WRITTEN TASK:
Give nothing except the number of lines containing the word "this".

MATERIAL SHOWN:
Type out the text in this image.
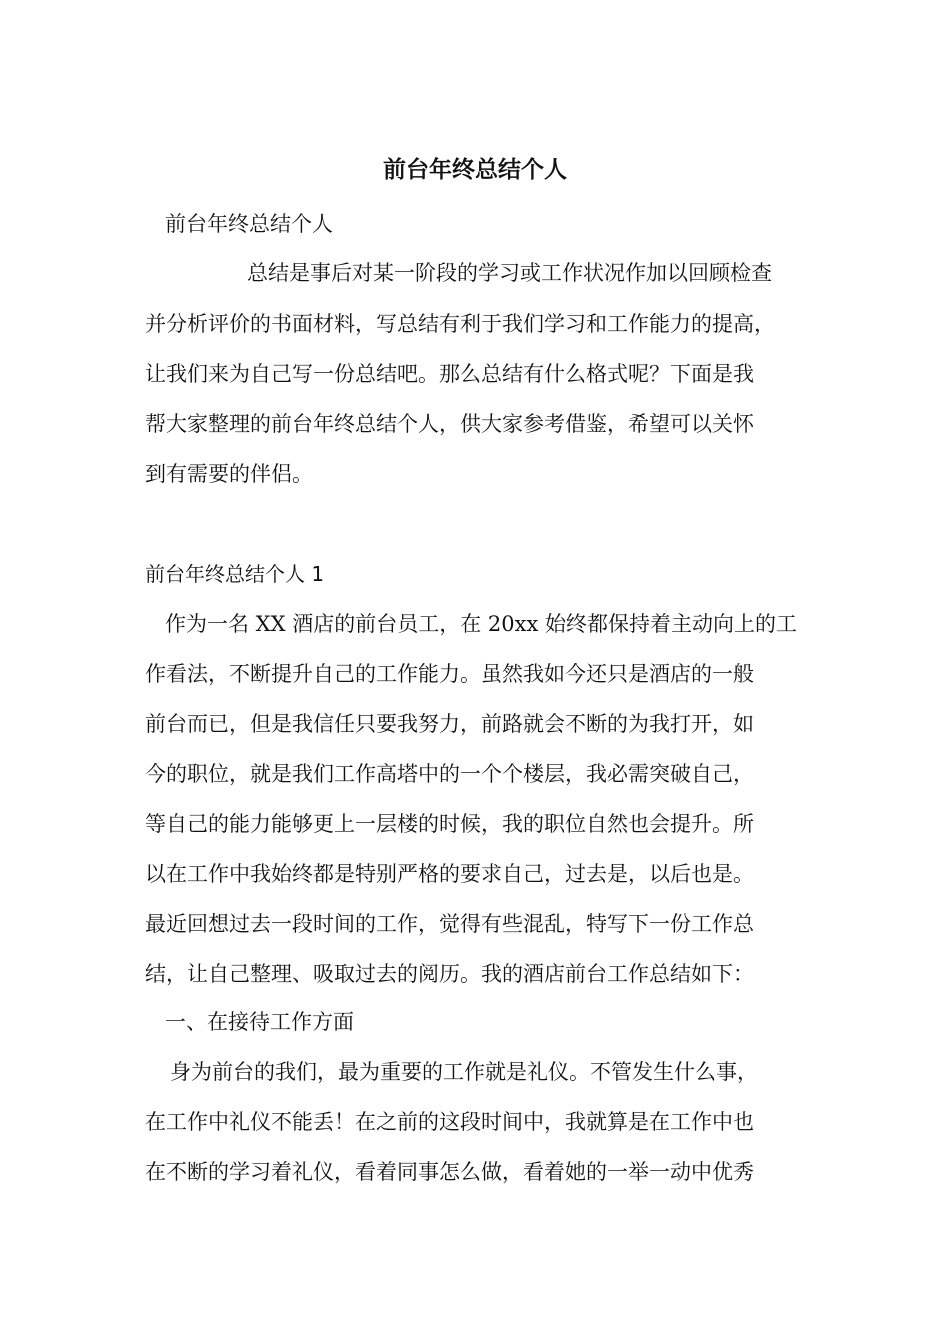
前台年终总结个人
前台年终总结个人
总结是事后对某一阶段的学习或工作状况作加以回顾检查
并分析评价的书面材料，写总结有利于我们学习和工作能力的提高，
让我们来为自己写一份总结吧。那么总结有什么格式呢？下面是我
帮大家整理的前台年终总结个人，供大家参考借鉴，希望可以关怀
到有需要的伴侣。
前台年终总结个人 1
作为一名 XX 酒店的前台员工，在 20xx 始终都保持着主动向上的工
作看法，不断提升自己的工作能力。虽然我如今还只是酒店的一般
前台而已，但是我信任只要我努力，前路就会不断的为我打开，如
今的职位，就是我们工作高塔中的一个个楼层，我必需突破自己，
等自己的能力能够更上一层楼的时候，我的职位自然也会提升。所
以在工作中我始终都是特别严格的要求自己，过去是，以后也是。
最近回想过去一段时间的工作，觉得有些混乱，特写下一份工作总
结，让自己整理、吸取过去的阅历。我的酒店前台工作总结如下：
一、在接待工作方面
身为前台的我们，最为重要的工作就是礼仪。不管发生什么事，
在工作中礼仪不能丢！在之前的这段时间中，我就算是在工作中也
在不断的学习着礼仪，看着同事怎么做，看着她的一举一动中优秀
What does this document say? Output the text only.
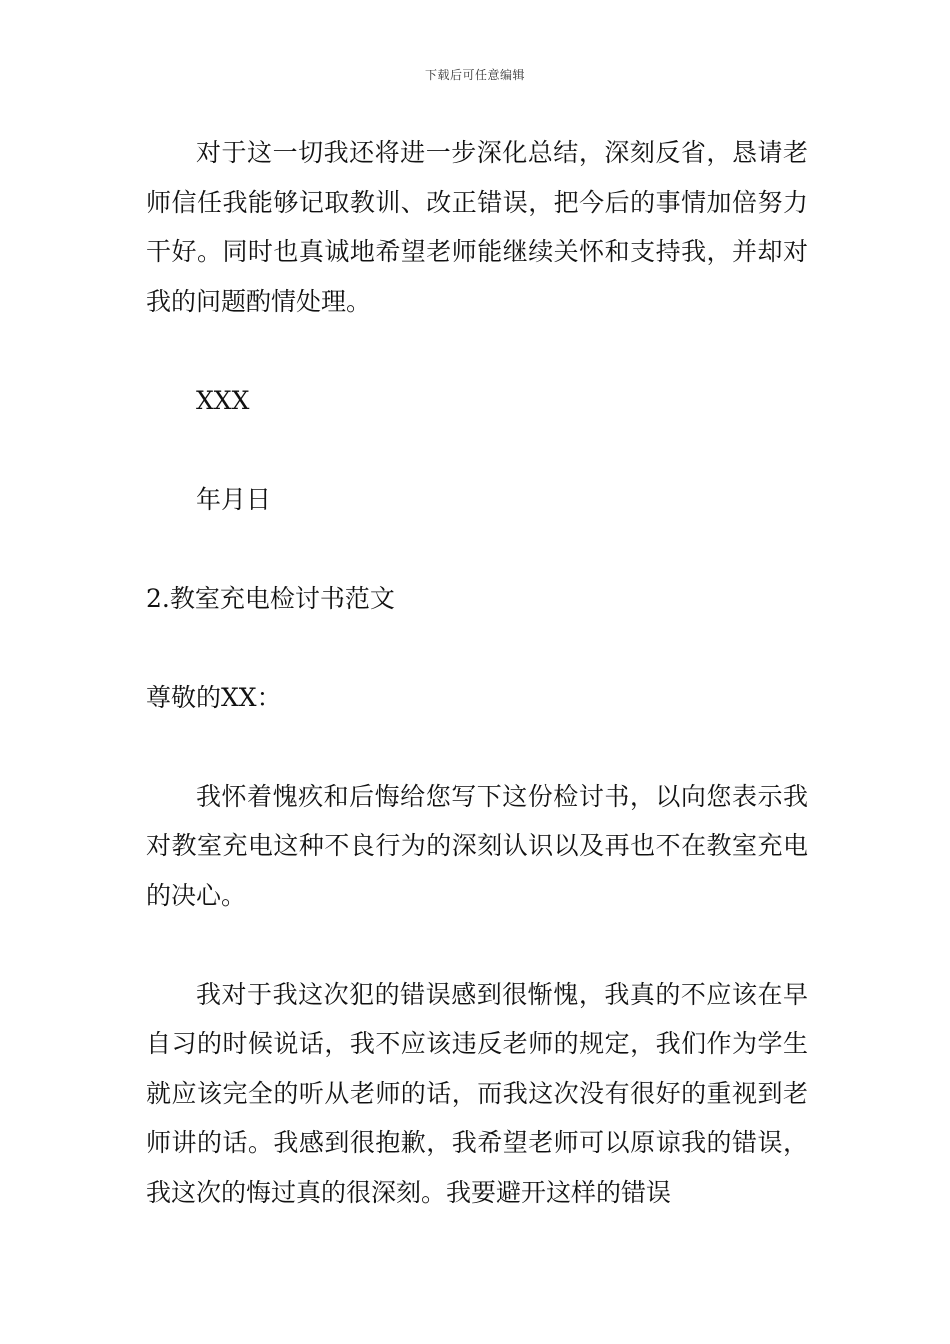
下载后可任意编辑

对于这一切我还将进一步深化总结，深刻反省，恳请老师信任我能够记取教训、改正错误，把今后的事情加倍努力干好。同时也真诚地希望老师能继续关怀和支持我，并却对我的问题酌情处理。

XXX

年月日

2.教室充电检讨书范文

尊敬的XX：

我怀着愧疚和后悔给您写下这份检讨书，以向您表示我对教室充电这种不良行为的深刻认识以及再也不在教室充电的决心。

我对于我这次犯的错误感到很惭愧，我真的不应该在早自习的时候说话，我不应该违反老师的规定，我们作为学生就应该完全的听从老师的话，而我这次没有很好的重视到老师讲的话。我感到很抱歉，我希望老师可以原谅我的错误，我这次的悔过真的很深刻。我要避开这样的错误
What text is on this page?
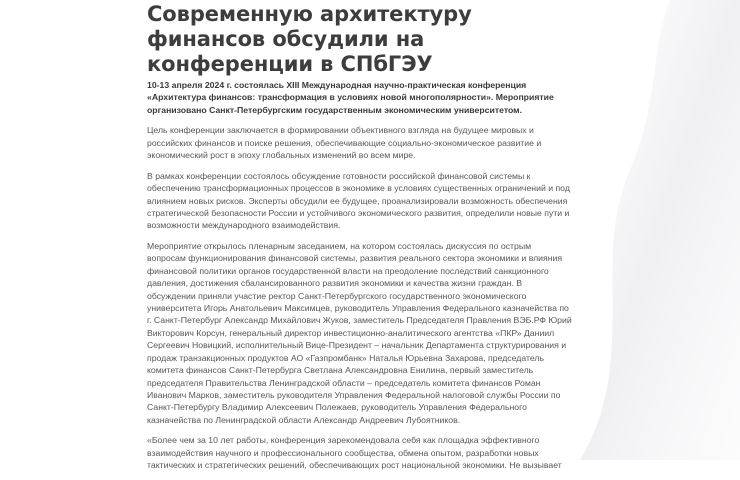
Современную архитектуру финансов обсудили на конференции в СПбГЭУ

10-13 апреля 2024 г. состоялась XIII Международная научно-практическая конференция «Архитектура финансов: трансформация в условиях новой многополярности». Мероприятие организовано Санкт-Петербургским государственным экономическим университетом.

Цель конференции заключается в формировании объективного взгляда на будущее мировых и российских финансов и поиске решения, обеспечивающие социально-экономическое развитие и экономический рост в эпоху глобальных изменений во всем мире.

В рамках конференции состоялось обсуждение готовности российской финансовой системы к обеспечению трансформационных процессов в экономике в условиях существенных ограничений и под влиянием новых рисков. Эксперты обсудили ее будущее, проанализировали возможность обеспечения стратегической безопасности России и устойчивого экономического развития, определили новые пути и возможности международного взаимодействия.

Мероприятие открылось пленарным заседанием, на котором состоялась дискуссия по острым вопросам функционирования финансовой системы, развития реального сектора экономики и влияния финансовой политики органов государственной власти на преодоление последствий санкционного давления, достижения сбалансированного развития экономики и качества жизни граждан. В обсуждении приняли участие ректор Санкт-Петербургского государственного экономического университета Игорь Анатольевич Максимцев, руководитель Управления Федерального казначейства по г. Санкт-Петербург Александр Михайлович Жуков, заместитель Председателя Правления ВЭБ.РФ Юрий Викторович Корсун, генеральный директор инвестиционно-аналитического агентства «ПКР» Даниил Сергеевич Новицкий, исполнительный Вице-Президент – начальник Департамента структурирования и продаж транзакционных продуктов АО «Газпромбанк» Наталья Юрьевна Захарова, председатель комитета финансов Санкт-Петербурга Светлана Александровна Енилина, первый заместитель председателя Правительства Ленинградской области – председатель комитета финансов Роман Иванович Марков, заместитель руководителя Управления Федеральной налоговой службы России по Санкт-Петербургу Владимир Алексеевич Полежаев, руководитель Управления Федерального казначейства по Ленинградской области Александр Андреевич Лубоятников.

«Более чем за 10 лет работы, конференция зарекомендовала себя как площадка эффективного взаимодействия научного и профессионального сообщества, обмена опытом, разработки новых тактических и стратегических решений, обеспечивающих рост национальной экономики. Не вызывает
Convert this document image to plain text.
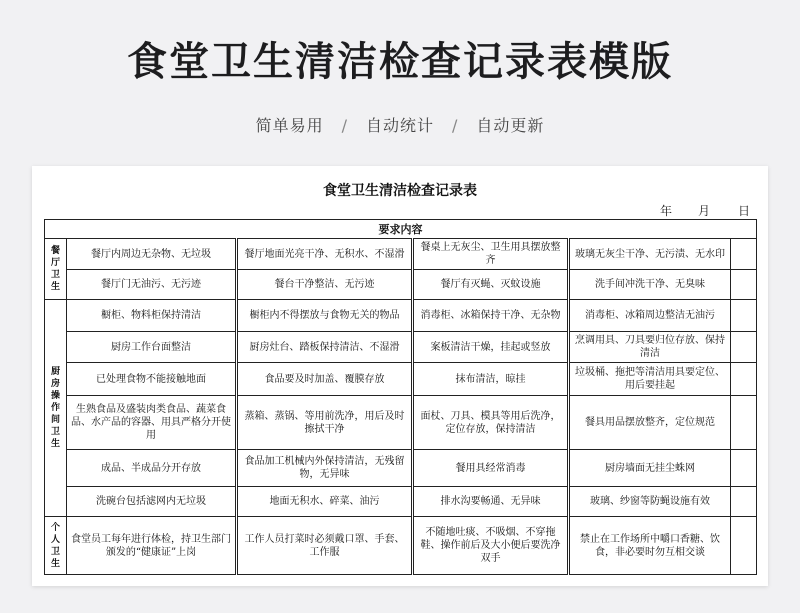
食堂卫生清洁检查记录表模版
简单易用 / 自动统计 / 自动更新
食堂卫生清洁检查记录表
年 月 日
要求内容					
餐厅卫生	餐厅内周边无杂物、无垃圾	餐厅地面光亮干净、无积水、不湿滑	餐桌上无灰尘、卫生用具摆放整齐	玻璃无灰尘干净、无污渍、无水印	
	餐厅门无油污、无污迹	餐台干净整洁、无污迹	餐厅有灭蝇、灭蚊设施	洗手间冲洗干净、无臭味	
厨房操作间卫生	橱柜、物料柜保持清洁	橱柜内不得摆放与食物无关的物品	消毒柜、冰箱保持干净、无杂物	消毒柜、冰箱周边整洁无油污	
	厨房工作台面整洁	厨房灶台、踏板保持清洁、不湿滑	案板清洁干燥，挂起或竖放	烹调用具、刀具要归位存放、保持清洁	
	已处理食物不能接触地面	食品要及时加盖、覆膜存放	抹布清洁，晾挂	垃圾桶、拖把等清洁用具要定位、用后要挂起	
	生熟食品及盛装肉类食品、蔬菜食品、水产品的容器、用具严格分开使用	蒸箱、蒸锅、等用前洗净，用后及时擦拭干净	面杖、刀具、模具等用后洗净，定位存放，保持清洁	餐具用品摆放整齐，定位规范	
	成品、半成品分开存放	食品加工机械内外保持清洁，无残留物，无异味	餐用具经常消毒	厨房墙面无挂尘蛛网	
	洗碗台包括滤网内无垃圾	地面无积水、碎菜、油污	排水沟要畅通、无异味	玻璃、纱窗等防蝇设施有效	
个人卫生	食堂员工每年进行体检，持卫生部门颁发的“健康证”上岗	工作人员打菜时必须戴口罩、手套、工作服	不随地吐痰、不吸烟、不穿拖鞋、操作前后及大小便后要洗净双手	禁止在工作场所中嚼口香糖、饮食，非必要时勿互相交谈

EXERCISE RESULT:
4